Exercise aim
Output all lines exactly.
-------------------------
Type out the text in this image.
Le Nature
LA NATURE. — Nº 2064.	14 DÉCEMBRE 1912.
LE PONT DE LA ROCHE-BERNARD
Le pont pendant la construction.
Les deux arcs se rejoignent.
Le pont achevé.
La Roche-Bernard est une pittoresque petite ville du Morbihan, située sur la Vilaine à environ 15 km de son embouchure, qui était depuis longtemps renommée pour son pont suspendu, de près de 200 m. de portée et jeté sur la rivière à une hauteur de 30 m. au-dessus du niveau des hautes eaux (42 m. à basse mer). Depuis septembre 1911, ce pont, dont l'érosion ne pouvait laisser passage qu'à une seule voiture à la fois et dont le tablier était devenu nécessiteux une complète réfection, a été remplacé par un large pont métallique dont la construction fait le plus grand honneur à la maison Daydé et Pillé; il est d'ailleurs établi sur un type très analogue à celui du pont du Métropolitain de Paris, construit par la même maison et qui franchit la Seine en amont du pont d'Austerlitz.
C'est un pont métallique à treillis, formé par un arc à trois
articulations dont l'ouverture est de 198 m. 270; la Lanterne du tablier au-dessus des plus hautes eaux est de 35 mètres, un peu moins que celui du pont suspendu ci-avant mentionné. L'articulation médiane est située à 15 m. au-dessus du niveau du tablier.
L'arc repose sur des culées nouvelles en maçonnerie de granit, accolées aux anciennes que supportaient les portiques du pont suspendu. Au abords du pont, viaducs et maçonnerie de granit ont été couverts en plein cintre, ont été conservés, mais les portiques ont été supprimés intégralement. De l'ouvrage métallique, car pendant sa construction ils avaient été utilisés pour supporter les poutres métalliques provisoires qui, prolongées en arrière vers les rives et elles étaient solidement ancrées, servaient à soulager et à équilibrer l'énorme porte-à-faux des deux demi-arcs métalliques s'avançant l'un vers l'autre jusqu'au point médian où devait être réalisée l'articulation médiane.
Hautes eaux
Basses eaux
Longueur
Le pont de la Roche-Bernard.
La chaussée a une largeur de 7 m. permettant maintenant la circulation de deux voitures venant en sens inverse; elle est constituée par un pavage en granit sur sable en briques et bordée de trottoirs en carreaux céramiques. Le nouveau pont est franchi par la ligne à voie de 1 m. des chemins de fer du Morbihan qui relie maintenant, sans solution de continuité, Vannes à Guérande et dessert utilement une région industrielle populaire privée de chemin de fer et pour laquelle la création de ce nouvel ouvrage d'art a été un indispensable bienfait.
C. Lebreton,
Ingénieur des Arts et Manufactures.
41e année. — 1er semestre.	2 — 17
-------------------------
Solution to this exercise
Type out the text in this image.
Le Nature
LA NATURE. — Nº 2064.	14 DÉCEMBRE 1912.
LE PONT DE LA ROCHE-BERNARD
Le pont pendant la construction.
Les deux arcs se rejoignent.
Le pont achevé.
La Roche-Bernard est une pittoresque petite ville du Morbihan, située sur la Vilaine à environ 15 km de son embouchure, qui était depuis longtemps renommée pour son pont suspendu, de près de 200 m. de portée et jeté sur la rivière à une hauteur de 30 m. au-dessus du niveau des hautes eaux (42 m. à basse mer). Depuis septembre 1911, ce pont, dont l'érosion ne pouvait laisser passage qu'à une seule voiture à la fois et dont le tablier était devenu nécessiteux une complète réfection, a été remplacé par un large pont métallique dont la construction fait le plus grand honneur à la maison Daydé et Pillé; il est d'ailleurs établi sur un type très analogue à celui du pont du Métropolitain de Paris, construit par la même maison et qui franchit la Seine en amont du pont d'Austerlitz.
C'est un pont métallique à treillis, formé par un arc à trois
articulations dont l'ouverture est de 198 m. 270; la Lanterne du tablier au-dessus des plus hautes eaux est de 35 mètres, un peu moins que celui du pont suspendu ci-avant mentionné. L'articulation médiane est située à 15 m. au-dessus du niveau du tablier.
L'arc repose sur des culées nouvelles en maçonnerie de granit, accolées aux anciennes que supportaient les portiques du pont suspendu. Au abords du pont, viaducs et maçonnerie de granit ont été couverts en plein cintre, ont été conservés, mais les portiques ont été supprimés intégralement. De l'ouvrage métallique, car pendant sa construction ils avaient été utilisés pour supporter les poutres métalliques provisoires qui, prolongées en arrière vers les rives et elles étaient solidement ancrées, servaient à soulager et à équilibrer l'énorme porte-à-faux des deux demi-arcs métalliques s'avançant l'un vers l'autre jusqu'au point médian où devait être réalisée l'articulation médiane.
Hautes eaux
Basses eaux
Longueur
Le pont de la Roche-Bernard.
La chaussée a une largeur de 7 m. permettant maintenant la circulation de deux voitures venant en sens inverse; elle est constituée par un pavage en granit sur sable en briques et bordée de trottoirs en carreaux céramiques. Le nouveau pont est franchi par la ligne à voie de 1 m. des chemins de fer du Morbihan qui relie maintenant, sans solution de continuité, Vannes à Guérande et dessert utilement une région industrielle populaire privée de chemin de fer et pour laquelle la création de ce nouvel ouvrage d'art a été un indispensable bienfait.
C. Lebreton,
Ingénieur des Arts et Manufactures.
41e année. — 1er semestre.	2 — 17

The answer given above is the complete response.